[Transcribed document page entries]
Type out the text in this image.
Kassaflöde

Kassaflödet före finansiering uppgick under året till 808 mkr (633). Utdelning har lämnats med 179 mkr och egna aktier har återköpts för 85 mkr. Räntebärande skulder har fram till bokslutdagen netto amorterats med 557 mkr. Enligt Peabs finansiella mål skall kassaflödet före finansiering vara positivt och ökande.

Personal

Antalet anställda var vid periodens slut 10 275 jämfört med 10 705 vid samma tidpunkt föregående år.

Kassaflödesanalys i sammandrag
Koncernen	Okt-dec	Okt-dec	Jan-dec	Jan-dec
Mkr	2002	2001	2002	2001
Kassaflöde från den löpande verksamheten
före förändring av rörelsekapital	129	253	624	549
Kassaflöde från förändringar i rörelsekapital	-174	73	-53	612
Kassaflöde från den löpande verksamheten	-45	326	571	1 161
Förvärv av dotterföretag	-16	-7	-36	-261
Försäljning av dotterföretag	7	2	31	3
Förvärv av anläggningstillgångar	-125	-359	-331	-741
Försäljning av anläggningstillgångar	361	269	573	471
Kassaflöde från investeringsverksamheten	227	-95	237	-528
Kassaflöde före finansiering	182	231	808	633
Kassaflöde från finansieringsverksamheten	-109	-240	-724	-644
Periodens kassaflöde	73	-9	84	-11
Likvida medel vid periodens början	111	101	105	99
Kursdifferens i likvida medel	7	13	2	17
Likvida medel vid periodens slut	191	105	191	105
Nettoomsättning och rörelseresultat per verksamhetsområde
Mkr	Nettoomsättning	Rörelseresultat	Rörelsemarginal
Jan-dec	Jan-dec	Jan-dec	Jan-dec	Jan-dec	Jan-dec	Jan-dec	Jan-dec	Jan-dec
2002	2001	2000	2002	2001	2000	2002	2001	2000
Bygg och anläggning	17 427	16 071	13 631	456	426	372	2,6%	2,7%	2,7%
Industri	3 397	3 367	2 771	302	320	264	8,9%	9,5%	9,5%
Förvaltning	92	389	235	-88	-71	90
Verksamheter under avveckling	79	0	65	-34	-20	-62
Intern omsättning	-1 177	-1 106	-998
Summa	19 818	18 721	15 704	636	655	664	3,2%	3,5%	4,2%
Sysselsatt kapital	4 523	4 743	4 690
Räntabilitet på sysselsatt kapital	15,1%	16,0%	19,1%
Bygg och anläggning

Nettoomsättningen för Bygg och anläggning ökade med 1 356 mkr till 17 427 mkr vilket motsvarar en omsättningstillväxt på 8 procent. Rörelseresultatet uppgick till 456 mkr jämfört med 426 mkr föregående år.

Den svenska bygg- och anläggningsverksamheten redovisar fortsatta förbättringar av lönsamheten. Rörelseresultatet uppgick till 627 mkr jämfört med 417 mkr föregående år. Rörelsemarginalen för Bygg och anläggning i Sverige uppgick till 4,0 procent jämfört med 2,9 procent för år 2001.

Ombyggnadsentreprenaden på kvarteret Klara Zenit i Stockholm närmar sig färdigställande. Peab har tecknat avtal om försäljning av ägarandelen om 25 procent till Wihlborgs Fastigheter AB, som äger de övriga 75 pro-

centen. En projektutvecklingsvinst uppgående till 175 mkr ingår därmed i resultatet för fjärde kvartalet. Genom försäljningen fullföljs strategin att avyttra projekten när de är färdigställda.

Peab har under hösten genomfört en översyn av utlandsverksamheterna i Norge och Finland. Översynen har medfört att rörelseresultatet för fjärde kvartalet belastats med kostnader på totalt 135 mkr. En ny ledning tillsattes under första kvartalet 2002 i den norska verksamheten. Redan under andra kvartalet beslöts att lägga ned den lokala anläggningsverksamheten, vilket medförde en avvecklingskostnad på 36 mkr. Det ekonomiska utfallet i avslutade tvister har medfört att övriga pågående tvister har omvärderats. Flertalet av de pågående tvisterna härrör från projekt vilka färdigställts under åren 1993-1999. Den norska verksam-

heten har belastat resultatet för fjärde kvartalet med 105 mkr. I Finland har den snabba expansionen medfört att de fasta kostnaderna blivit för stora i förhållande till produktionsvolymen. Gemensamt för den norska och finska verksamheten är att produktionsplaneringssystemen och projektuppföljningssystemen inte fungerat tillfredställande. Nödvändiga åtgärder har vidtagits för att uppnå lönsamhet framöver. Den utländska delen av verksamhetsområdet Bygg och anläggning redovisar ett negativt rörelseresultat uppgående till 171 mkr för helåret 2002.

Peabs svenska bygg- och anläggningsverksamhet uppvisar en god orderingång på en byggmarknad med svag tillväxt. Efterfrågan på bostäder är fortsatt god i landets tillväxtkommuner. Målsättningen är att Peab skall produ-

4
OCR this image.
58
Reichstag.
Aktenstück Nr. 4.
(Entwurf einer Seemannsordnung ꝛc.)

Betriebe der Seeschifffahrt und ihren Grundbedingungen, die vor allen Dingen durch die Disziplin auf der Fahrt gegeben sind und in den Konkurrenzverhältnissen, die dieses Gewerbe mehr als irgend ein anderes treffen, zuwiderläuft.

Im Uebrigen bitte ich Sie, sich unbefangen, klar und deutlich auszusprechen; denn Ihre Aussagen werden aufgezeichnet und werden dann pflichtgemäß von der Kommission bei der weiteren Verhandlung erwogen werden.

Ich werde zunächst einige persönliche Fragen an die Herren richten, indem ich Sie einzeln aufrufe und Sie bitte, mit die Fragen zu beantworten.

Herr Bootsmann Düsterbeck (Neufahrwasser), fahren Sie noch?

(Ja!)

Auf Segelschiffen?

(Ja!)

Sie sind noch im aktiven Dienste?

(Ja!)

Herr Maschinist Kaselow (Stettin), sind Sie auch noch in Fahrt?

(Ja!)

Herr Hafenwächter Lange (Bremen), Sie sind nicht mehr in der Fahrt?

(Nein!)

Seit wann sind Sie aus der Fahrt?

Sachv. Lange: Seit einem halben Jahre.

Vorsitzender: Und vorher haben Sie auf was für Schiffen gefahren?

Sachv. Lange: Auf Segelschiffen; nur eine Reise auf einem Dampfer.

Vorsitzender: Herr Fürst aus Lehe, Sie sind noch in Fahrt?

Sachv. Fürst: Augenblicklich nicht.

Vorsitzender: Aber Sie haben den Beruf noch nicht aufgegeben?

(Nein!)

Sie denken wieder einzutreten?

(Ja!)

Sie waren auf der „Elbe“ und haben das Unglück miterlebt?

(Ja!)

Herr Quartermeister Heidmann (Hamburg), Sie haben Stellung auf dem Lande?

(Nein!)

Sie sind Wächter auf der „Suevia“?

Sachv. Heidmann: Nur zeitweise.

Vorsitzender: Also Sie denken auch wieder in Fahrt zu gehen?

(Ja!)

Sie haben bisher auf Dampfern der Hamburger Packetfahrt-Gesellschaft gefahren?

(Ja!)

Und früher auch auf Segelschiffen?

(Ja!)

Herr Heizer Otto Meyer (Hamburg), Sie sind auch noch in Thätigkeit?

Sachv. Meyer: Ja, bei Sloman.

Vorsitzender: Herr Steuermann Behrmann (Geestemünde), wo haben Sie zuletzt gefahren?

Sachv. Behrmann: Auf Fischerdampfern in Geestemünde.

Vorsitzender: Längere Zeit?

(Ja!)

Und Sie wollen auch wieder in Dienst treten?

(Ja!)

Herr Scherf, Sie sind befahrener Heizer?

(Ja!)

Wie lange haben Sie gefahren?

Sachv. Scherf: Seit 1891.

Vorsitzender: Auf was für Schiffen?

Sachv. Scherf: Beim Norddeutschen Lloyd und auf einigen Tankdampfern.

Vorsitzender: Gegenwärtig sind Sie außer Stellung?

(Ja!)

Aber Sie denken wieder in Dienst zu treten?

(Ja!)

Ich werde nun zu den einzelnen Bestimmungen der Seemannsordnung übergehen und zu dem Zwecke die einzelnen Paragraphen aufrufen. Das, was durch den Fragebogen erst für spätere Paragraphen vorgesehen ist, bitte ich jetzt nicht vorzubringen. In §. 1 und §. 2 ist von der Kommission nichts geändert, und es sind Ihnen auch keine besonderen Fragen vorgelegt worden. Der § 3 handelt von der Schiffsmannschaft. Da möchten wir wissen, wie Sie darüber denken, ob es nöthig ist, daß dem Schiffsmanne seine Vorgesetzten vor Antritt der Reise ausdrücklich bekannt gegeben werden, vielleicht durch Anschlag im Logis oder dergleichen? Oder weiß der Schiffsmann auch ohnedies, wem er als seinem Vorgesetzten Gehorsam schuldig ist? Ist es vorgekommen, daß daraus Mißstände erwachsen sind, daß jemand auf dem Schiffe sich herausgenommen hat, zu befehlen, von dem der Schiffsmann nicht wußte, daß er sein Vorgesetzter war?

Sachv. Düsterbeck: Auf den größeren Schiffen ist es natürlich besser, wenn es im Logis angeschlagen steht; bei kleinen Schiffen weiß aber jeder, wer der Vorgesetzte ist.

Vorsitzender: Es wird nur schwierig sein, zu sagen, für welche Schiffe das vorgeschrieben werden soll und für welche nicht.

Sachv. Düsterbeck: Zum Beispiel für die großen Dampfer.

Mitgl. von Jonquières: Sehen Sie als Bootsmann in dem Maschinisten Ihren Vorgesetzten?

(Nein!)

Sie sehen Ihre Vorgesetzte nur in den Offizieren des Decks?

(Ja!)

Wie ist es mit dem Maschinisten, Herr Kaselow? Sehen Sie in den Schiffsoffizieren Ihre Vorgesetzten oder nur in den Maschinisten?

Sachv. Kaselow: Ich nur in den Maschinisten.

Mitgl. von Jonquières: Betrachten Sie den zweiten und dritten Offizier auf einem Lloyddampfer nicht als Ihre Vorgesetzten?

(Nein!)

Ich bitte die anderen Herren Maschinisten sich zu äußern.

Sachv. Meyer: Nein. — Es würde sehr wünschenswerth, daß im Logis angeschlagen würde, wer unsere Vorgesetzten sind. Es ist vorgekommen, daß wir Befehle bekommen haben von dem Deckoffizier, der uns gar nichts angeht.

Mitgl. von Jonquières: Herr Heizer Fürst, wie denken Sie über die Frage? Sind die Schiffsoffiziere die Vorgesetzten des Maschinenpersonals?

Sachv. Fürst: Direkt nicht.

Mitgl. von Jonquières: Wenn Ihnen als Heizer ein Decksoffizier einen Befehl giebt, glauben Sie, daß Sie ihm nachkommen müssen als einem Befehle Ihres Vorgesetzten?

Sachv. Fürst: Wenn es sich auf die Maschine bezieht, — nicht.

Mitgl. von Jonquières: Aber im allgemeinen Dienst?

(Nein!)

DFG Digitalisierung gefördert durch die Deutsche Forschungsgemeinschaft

> [THE TASK]:
Which lines of the records above contain the word "haben"? Report each one.

> [ANSWER FOR THE TASK]:
Vorsitzender: Und vorher haben Sie auf was für Schiffen gefahren?
Vorsitzender: Aber Sie haben den Beruf noch nicht aufgegeben?
Sie waren auf der „Elbe“ und haben das Unglück miterlebt?
Herr Quartermeister Heidmann (Hamburg), Sie haben Stellung auf dem Lande?
Sie haben bisher auf Dampfern der Hamburger Packetfahrt-Gesellschaft gefahren?
Vorsitzender: Herr Steuermann Behrmann (Geestemünde), wo haben Sie zuletzt gefahren?
Wie lange haben Sie gefahren?
Sachv. Meyer: Nein. — Es würde sehr wünschenswerth, daß im Logis angeschlagen würde, wer unsere Vorgesetzten sind. Es ist vorgekommen, daß wir Befehle bekommen haben von dem Deckoffizier, der uns gar nichts angeht.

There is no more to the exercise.